Stored items from a collection:
::::::::

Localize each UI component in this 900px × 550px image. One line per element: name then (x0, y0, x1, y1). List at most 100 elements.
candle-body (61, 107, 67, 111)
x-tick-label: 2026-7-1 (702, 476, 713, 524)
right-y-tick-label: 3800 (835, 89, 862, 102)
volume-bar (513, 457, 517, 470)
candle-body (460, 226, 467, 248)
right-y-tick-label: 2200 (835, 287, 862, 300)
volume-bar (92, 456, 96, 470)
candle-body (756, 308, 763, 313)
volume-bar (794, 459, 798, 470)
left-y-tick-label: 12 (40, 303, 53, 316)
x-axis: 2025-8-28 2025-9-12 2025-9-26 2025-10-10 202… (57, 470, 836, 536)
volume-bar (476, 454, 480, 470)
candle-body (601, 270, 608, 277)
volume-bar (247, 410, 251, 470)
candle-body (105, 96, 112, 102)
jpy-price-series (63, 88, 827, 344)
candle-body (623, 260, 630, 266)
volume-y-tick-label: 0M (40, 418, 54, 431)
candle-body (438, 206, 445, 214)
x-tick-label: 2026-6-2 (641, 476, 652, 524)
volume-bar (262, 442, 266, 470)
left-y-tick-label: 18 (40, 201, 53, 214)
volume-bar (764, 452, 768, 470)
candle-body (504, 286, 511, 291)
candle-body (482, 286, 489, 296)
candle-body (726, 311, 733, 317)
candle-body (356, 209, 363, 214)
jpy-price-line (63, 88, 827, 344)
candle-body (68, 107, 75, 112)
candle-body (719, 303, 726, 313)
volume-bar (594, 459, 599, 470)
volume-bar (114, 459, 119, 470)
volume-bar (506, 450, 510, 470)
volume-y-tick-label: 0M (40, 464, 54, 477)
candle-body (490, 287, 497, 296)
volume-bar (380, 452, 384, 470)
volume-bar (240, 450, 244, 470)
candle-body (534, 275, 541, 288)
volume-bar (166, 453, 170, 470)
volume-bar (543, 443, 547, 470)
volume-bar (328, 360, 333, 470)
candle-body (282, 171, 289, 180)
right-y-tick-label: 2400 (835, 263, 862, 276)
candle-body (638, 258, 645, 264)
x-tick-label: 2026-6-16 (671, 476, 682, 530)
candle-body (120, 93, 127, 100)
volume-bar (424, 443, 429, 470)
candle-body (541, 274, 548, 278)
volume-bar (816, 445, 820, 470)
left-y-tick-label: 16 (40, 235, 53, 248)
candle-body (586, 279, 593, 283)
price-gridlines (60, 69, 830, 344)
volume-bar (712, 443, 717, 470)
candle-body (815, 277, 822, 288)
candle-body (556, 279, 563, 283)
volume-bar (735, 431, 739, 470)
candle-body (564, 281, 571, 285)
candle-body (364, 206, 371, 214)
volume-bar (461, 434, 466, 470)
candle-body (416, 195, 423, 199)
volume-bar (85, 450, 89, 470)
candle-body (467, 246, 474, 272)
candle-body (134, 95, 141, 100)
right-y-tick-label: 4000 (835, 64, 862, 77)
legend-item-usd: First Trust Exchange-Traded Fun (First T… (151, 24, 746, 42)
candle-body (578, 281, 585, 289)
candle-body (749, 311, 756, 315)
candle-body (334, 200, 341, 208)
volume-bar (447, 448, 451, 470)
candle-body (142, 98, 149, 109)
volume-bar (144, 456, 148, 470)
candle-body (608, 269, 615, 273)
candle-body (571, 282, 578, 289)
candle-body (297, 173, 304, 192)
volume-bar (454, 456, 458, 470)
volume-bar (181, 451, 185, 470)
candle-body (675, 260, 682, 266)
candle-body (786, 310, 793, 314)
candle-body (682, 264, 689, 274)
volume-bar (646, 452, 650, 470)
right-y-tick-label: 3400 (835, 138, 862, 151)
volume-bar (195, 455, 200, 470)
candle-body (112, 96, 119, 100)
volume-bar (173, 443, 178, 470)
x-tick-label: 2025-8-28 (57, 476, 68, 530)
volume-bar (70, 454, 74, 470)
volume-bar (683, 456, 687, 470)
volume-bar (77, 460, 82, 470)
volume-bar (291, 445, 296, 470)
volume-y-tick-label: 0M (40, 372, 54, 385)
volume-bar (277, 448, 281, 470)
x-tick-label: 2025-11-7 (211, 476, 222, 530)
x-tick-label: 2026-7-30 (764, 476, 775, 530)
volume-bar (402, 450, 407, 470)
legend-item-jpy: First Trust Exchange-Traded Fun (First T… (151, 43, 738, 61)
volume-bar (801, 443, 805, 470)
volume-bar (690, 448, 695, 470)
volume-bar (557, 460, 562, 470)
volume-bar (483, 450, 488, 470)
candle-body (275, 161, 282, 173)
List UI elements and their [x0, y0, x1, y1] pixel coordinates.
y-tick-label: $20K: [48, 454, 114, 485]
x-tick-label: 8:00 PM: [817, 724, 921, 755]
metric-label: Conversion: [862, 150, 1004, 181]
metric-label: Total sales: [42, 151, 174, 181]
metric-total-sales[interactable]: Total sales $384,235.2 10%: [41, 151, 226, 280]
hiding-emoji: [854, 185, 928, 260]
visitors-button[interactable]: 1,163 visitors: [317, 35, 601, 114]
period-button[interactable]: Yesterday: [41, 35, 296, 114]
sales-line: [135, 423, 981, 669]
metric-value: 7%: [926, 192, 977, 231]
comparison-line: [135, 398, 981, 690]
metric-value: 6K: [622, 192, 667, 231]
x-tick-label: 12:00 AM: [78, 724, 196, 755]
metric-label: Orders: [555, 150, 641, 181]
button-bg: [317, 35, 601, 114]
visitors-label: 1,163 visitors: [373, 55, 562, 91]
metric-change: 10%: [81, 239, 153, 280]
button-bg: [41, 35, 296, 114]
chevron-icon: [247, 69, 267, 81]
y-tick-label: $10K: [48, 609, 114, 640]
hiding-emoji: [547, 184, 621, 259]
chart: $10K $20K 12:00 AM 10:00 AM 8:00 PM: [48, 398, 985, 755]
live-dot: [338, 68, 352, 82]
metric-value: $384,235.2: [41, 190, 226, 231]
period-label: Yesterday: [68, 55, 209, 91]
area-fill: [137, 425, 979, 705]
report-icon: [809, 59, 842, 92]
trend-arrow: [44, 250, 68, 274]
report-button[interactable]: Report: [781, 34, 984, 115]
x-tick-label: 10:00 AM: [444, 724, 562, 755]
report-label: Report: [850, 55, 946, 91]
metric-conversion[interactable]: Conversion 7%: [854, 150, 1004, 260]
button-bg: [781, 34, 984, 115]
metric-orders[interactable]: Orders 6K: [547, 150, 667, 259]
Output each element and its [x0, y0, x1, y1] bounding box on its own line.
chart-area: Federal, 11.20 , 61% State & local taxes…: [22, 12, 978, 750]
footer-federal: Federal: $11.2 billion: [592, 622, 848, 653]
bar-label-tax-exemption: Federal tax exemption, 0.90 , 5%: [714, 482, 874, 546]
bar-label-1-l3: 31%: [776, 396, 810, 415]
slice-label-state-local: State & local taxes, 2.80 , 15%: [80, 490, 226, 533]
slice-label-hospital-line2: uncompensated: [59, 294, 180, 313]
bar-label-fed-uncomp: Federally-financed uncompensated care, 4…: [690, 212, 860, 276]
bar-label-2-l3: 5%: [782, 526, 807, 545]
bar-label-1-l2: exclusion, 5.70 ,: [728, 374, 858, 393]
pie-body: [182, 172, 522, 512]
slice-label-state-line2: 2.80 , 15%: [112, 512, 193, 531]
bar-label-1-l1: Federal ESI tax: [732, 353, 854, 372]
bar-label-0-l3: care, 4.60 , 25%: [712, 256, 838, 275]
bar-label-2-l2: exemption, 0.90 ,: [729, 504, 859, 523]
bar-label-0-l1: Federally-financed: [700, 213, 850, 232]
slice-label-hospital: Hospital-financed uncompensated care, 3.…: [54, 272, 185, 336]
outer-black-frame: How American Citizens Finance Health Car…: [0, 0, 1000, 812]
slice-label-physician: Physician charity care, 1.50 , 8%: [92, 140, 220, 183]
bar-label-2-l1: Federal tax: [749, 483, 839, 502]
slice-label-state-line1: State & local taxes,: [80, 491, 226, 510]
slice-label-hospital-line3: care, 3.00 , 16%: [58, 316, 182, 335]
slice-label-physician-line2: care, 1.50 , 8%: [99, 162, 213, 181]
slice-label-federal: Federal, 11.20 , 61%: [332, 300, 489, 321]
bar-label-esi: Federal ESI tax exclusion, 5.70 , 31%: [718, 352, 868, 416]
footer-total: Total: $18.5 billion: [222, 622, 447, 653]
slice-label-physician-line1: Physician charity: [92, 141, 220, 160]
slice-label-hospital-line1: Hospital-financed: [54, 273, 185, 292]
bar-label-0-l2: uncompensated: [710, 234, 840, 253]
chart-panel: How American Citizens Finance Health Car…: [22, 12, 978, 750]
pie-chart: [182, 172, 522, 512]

::::::::

What you will do = Write out the data verbatim, starting with its first line and ending after the line containing "jpy-price-series (63, 88, 827, 344)", with both ends included.

Written answer =
Localize each UI component in this 900px × 550px image. One line per element: name then (x0, y0, x1, y1). List at most 100 elements.
candle-body (61, 107, 67, 111)
x-tick-label: 2026-7-1 (702, 476, 713, 524)
right-y-tick-label: 3800 (835, 89, 862, 102)
volume-bar (513, 457, 517, 470)
candle-body (460, 226, 467, 248)
right-y-tick-label: 2200 (835, 287, 862, 300)
volume-bar (92, 456, 96, 470)
candle-body (756, 308, 763, 313)
volume-bar (794, 459, 798, 470)
left-y-tick-label: 12 (40, 303, 53, 316)
x-axis: 2025-8-28 2025-9-12 2025-9-26 2025-10-10 202… (57, 470, 836, 536)
volume-bar (476, 454, 480, 470)
candle-body (601, 270, 608, 277)
volume-bar (247, 410, 251, 470)
candle-body (105, 96, 112, 102)
jpy-price-series (63, 88, 827, 344)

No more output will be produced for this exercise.